--- What you should do ---
Print the rows below without any change, starting at the first row and ending with the line that contains "x-tick-label: 7:00 PM", including that line.

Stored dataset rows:
■ ■ ■ ■ ■

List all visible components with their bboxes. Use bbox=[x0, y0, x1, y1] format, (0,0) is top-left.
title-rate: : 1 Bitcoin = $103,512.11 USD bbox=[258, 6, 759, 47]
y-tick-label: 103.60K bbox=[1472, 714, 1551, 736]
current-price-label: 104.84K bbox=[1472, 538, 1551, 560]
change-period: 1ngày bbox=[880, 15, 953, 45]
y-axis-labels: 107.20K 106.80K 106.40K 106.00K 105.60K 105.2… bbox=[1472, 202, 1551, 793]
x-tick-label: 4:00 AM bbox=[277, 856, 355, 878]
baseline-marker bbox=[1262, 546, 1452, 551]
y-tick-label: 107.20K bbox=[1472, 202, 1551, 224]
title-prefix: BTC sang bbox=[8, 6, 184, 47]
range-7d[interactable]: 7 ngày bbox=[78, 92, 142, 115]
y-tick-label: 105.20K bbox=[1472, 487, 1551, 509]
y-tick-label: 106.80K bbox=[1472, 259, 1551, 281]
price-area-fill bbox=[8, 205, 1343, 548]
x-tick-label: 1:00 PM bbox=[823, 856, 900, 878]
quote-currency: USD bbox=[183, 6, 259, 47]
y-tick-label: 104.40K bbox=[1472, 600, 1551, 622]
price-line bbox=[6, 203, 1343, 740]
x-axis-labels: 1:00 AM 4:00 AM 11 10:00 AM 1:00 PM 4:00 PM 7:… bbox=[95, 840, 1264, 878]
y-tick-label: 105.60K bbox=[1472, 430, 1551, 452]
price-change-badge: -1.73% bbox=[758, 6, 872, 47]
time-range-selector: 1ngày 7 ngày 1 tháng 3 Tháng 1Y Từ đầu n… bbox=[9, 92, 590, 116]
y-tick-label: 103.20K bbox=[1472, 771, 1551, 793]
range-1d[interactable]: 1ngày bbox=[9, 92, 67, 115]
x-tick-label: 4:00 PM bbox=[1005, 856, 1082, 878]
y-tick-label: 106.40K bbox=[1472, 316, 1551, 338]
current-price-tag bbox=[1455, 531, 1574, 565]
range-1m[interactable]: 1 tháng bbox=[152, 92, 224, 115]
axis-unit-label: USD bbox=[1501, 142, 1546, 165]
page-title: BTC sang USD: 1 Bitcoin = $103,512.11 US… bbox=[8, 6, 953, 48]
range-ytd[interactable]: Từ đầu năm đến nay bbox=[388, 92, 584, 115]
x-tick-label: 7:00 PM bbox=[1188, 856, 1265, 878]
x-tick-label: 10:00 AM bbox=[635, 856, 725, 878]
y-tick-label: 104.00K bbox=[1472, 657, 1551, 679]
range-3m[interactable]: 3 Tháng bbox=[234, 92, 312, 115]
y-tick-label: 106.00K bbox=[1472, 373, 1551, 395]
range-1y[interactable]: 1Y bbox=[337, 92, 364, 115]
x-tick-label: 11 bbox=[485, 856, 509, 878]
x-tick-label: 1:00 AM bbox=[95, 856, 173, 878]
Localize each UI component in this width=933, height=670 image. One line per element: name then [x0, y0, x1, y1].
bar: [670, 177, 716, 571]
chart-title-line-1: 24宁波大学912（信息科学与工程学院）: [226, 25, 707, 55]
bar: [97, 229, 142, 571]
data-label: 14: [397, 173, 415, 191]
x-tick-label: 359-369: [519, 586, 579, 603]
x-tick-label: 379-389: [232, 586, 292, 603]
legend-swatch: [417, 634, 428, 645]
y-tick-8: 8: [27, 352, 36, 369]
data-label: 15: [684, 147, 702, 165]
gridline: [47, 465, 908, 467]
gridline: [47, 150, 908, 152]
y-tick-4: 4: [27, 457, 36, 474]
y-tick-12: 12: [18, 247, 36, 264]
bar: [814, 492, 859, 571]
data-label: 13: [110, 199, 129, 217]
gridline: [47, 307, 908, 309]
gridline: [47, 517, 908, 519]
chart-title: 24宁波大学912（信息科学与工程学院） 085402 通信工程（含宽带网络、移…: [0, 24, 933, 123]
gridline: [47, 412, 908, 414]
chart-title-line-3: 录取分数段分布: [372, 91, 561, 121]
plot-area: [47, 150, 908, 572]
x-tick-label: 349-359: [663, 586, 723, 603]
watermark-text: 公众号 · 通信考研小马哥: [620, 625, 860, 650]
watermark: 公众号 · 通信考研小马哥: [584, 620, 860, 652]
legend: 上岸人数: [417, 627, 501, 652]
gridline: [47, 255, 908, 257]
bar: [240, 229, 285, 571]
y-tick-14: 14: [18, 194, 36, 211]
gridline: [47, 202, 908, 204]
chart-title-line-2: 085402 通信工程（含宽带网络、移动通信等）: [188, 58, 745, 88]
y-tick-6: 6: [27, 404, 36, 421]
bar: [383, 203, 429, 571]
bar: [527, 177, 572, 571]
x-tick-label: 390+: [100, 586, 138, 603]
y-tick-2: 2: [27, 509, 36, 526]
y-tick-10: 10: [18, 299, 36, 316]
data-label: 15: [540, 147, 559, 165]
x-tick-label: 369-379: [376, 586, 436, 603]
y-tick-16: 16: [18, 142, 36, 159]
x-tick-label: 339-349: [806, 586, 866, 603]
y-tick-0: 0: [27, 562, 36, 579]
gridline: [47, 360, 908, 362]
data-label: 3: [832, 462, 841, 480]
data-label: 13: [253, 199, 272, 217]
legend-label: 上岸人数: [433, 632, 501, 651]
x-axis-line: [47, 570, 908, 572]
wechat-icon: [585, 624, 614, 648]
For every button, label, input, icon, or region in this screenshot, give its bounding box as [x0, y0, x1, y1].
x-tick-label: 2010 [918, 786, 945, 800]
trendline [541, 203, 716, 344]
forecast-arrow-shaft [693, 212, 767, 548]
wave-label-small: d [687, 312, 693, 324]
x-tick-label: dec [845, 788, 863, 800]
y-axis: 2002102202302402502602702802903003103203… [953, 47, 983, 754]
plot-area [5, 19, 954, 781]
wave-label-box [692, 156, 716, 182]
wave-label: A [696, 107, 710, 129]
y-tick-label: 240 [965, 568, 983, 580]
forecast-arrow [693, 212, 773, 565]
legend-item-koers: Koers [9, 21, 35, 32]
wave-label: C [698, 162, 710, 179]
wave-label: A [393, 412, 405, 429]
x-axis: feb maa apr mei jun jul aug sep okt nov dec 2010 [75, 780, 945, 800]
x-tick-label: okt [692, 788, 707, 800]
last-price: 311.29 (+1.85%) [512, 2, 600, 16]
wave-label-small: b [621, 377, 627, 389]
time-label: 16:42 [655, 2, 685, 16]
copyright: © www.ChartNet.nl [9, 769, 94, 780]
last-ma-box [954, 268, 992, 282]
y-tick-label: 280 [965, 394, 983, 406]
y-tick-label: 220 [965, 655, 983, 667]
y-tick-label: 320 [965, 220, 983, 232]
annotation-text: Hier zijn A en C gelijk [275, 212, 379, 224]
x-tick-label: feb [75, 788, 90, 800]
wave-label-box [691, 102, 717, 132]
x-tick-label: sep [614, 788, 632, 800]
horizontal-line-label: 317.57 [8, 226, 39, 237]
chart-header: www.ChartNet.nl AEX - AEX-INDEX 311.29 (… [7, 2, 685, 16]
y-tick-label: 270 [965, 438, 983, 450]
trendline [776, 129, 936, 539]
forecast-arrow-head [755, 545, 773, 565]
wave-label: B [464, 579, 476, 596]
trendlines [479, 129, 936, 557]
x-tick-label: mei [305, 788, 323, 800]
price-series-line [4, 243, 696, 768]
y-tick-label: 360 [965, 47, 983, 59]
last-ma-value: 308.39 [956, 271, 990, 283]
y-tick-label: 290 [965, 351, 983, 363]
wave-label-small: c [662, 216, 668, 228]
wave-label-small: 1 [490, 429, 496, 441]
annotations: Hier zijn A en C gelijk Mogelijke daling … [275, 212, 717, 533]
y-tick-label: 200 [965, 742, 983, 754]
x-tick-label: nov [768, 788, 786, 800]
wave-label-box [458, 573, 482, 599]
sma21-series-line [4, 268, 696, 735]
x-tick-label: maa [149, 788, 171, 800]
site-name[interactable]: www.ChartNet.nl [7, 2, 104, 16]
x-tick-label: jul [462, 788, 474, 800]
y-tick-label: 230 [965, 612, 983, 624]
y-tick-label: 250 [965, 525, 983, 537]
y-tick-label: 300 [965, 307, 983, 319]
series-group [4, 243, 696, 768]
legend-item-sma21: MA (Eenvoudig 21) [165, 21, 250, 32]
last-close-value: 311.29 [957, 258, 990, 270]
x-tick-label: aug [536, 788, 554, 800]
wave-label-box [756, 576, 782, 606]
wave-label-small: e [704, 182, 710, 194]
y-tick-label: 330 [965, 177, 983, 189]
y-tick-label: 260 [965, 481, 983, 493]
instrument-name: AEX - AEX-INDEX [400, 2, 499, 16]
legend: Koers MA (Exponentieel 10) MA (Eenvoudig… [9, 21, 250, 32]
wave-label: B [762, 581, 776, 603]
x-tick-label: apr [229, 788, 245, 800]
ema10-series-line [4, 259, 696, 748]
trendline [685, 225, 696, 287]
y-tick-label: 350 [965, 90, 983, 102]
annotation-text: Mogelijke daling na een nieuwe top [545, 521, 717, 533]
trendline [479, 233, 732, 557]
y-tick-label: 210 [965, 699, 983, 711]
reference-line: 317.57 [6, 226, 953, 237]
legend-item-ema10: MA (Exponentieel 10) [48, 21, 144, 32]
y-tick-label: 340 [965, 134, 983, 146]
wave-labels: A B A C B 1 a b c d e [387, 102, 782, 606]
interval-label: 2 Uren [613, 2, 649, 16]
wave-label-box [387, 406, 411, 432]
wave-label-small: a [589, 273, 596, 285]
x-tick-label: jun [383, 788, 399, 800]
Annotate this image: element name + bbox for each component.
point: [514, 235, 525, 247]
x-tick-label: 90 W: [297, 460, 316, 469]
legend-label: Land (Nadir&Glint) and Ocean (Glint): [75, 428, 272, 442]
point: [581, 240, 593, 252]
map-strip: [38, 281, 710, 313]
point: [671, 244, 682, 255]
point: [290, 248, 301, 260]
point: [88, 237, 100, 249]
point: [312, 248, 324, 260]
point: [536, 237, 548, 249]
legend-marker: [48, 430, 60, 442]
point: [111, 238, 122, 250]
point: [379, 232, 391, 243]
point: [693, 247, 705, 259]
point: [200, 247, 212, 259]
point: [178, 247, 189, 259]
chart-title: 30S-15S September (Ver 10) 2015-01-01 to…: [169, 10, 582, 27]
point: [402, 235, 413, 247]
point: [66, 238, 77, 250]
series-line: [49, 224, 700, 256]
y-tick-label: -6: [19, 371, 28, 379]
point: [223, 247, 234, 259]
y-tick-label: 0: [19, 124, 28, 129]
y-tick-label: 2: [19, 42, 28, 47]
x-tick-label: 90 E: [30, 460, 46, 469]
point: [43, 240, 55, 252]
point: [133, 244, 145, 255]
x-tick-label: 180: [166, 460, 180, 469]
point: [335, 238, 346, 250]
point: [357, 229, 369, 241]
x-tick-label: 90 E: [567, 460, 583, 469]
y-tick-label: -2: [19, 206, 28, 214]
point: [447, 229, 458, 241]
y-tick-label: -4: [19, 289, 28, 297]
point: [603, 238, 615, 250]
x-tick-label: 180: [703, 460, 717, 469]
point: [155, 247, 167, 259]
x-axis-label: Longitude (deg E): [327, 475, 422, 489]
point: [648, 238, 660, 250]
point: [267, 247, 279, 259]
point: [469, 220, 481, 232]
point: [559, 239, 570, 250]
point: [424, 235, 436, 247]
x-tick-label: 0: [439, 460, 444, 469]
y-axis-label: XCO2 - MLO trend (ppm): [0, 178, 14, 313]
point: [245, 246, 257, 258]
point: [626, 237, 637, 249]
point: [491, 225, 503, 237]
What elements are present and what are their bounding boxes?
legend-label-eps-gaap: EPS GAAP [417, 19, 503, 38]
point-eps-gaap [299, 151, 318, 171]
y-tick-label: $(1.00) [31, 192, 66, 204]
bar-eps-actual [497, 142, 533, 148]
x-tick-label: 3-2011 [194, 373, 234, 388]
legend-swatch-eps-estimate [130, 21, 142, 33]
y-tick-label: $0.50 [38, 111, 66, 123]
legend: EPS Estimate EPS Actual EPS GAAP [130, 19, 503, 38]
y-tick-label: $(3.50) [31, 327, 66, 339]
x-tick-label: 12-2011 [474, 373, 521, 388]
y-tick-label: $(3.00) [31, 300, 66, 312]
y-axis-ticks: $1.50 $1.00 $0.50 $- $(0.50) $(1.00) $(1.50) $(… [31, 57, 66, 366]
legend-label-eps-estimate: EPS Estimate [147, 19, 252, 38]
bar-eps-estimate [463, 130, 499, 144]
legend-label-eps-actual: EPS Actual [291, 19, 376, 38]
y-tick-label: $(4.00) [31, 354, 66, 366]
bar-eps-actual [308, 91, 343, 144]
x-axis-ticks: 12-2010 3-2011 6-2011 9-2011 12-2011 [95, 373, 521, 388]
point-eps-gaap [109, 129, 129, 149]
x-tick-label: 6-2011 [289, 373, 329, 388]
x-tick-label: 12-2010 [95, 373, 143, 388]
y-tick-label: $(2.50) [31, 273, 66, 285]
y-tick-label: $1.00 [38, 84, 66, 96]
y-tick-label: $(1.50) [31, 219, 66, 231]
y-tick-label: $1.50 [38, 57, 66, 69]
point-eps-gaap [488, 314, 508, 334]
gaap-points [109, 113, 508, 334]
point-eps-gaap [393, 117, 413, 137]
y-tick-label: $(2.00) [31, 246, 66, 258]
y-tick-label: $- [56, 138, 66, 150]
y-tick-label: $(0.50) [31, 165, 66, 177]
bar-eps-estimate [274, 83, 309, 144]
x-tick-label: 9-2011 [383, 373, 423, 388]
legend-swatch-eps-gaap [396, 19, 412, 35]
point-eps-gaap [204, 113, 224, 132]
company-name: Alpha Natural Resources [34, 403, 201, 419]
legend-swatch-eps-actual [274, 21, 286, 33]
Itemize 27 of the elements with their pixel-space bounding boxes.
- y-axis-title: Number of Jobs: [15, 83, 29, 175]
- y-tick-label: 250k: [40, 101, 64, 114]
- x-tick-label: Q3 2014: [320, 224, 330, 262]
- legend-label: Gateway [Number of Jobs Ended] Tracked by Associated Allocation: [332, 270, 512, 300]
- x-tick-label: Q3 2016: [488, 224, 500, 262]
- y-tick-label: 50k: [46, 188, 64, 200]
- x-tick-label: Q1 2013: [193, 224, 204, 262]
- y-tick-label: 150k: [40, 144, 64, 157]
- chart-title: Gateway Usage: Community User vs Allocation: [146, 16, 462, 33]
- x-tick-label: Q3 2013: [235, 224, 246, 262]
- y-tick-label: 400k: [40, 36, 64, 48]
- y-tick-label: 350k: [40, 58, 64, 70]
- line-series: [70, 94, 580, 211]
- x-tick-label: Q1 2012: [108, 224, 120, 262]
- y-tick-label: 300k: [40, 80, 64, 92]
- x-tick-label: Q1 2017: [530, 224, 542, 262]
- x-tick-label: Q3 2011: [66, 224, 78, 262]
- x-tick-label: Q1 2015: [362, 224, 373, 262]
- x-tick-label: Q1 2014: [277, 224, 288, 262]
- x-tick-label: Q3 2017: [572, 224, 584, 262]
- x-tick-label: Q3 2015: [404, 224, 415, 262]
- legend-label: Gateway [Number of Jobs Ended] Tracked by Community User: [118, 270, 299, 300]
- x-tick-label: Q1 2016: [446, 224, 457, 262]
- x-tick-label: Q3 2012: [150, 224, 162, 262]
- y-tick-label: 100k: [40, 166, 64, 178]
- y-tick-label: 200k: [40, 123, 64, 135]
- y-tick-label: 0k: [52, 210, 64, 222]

■ ■ ■ ■ ■

--- Exercise output ---
List all visible components with their bboxes. Use bbox=[x0, y0, x1, y1] format, (0,0) is top-left.
title-rate: : 1 Bitcoin = $103,512.11 USD bbox=[258, 6, 759, 47]
y-tick-label: 103.60K bbox=[1472, 714, 1551, 736]
current-price-label: 104.84K bbox=[1472, 538, 1551, 560]
change-period: 1ngày bbox=[880, 15, 953, 45]
y-axis-labels: 107.20K 106.80K 106.40K 106.00K 105.60K 105.2… bbox=[1472, 202, 1551, 793]
x-tick-label: 4:00 AM bbox=[277, 856, 355, 878]
baseline-marker bbox=[1262, 546, 1452, 551]
y-tick-label: 107.20K bbox=[1472, 202, 1551, 224]
title-prefix: BTC sang bbox=[8, 6, 184, 47]
range-7d[interactable]: 7 ngày bbox=[78, 92, 142, 115]
y-tick-label: 105.20K bbox=[1472, 487, 1551, 509]
y-tick-label: 106.80K bbox=[1472, 259, 1551, 281]
price-area-fill bbox=[8, 205, 1343, 548]
x-tick-label: 1:00 PM bbox=[823, 856, 900, 878]
quote-currency: USD bbox=[183, 6, 259, 47]
y-tick-label: 104.40K bbox=[1472, 600, 1551, 622]
price-line bbox=[6, 203, 1343, 740]
x-axis-labels: 1:00 AM 4:00 AM 11 10:00 AM 1:00 PM 4:00 PM 7:… bbox=[95, 840, 1264, 878]
y-tick-label: 105.60K bbox=[1472, 430, 1551, 452]
price-change-badge: -1.73% bbox=[758, 6, 872, 47]
time-range-selector: 1ngày 7 ngày 1 tháng 3 Tháng 1Y Từ đầu n… bbox=[9, 92, 590, 116]
y-tick-label: 103.20K bbox=[1472, 771, 1551, 793]
range-1d[interactable]: 1ngày bbox=[9, 92, 67, 115]
x-tick-label: 4:00 PM bbox=[1005, 856, 1082, 878]
y-tick-label: 106.40K bbox=[1472, 316, 1551, 338]
current-price-tag bbox=[1455, 531, 1574, 565]
range-1m[interactable]: 1 tháng bbox=[152, 92, 224, 115]
axis-unit-label: USD bbox=[1501, 142, 1546, 165]
page-title: BTC sang USD: 1 Bitcoin = $103,512.11 US… bbox=[8, 6, 953, 48]
range-ytd[interactable]: Từ đầu năm đến nay bbox=[388, 92, 584, 115]
x-tick-label: 7:00 PM bbox=[1188, 856, 1265, 878]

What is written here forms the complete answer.